Collected data entries:

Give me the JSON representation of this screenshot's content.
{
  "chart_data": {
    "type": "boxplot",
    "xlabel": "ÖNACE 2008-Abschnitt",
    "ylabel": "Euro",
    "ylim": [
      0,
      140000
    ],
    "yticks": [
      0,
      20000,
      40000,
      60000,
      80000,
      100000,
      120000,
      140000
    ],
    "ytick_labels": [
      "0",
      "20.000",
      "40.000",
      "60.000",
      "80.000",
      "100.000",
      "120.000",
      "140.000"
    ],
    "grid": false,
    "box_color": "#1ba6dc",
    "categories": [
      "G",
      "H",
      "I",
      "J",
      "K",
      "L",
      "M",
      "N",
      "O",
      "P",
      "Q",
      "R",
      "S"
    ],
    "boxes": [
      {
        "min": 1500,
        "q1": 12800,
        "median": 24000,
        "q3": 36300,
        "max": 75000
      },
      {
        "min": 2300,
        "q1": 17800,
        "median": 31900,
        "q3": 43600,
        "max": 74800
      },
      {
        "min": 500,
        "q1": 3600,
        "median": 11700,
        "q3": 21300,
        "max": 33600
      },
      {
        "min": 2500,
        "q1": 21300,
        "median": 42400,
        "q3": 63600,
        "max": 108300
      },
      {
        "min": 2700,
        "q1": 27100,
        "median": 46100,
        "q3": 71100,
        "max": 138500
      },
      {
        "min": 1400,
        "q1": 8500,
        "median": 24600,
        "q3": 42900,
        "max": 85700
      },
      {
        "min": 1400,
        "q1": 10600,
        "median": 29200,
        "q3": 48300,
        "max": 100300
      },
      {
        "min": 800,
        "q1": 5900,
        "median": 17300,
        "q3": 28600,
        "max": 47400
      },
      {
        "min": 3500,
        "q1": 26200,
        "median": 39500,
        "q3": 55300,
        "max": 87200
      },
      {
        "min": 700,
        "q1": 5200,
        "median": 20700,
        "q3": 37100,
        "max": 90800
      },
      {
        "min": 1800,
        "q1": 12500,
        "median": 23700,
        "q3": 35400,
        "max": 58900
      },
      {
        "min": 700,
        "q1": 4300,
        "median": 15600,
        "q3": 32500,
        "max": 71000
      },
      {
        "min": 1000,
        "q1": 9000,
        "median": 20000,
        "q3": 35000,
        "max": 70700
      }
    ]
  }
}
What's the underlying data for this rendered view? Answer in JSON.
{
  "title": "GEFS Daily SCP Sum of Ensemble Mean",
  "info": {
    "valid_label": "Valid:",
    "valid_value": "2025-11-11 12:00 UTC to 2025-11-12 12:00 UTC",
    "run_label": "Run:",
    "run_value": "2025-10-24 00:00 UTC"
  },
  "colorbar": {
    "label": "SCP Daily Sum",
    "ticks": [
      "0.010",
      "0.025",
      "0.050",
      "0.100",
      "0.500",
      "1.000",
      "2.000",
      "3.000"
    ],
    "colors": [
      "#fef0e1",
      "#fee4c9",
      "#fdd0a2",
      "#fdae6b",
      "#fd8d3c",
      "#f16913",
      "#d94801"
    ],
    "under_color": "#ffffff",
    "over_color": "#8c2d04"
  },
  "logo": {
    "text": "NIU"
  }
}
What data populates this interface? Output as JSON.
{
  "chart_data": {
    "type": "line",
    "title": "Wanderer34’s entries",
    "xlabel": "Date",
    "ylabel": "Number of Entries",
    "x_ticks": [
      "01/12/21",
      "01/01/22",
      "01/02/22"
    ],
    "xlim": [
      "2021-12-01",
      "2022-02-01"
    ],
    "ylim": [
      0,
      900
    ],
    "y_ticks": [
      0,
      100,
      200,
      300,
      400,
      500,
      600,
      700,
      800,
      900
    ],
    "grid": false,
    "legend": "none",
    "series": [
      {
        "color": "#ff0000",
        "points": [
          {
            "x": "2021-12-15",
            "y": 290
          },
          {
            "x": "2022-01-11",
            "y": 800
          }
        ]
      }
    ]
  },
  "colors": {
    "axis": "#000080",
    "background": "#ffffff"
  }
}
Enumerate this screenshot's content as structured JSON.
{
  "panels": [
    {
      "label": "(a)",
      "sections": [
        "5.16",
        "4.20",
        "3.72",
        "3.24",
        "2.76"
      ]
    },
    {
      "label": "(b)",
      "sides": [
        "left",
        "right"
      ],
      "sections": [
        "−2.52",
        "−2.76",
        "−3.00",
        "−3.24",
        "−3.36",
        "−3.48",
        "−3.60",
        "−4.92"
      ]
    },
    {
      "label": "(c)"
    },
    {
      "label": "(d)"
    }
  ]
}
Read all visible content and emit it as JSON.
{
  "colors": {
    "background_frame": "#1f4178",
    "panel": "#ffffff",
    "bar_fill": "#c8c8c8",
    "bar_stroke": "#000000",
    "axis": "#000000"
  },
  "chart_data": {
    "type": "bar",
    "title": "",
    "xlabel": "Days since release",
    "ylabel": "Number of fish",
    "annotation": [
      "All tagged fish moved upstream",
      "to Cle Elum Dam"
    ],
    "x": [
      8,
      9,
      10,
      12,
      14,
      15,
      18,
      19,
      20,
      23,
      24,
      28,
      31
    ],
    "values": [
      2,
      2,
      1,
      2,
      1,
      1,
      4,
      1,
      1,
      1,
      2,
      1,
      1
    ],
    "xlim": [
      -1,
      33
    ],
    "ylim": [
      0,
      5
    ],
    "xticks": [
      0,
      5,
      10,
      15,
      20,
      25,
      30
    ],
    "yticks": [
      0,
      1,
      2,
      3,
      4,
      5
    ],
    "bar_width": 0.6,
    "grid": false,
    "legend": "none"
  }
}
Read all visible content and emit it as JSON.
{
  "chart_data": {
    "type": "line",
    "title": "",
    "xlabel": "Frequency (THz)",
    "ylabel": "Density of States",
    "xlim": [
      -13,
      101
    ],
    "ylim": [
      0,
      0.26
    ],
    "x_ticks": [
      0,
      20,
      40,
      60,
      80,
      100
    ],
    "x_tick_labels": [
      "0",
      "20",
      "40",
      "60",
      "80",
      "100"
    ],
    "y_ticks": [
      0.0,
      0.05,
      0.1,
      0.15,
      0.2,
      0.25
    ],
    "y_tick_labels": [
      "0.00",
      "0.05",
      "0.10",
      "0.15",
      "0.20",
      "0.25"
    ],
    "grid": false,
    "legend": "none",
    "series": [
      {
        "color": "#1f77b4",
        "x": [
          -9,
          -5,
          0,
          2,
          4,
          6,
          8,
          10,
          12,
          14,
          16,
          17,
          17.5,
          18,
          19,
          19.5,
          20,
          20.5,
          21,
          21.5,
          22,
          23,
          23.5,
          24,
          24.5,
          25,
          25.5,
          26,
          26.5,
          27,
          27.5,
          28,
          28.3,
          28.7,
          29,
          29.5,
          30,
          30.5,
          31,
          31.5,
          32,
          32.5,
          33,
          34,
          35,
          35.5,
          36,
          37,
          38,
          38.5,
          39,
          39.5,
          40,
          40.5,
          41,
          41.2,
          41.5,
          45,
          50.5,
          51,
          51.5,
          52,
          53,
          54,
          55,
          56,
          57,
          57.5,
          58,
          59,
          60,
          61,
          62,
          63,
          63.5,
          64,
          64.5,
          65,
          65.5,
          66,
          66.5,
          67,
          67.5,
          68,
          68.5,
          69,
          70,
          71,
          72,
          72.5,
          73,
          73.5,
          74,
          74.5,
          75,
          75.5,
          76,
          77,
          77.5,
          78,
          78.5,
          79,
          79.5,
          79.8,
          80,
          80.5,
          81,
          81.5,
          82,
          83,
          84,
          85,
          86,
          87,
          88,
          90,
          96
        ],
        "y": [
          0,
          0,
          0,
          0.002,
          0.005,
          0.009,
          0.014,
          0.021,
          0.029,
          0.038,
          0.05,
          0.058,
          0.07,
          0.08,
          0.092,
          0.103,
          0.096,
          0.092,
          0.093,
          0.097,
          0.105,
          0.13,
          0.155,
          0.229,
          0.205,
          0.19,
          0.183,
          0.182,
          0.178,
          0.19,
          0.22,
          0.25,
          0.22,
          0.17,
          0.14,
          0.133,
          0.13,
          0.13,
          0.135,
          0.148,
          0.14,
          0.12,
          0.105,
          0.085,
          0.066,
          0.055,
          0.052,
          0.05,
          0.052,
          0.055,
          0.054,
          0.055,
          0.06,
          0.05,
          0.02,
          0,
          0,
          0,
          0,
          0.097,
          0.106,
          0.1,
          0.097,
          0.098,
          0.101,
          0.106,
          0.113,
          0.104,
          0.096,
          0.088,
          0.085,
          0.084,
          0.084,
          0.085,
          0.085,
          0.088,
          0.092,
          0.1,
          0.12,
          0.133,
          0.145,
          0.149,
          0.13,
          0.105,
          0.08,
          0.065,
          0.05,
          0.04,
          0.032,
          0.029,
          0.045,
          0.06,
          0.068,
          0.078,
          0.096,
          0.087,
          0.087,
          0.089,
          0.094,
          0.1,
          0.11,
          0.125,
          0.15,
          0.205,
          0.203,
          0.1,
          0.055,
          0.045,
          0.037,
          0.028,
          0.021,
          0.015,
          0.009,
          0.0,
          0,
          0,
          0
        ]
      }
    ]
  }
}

* [Instruction]
Extract all lines of the records above that include "What".

* [Solution to this problem]
What's the underlying data for this rendered view? Answer in JSON.
What data populates this interface? Output as JSON.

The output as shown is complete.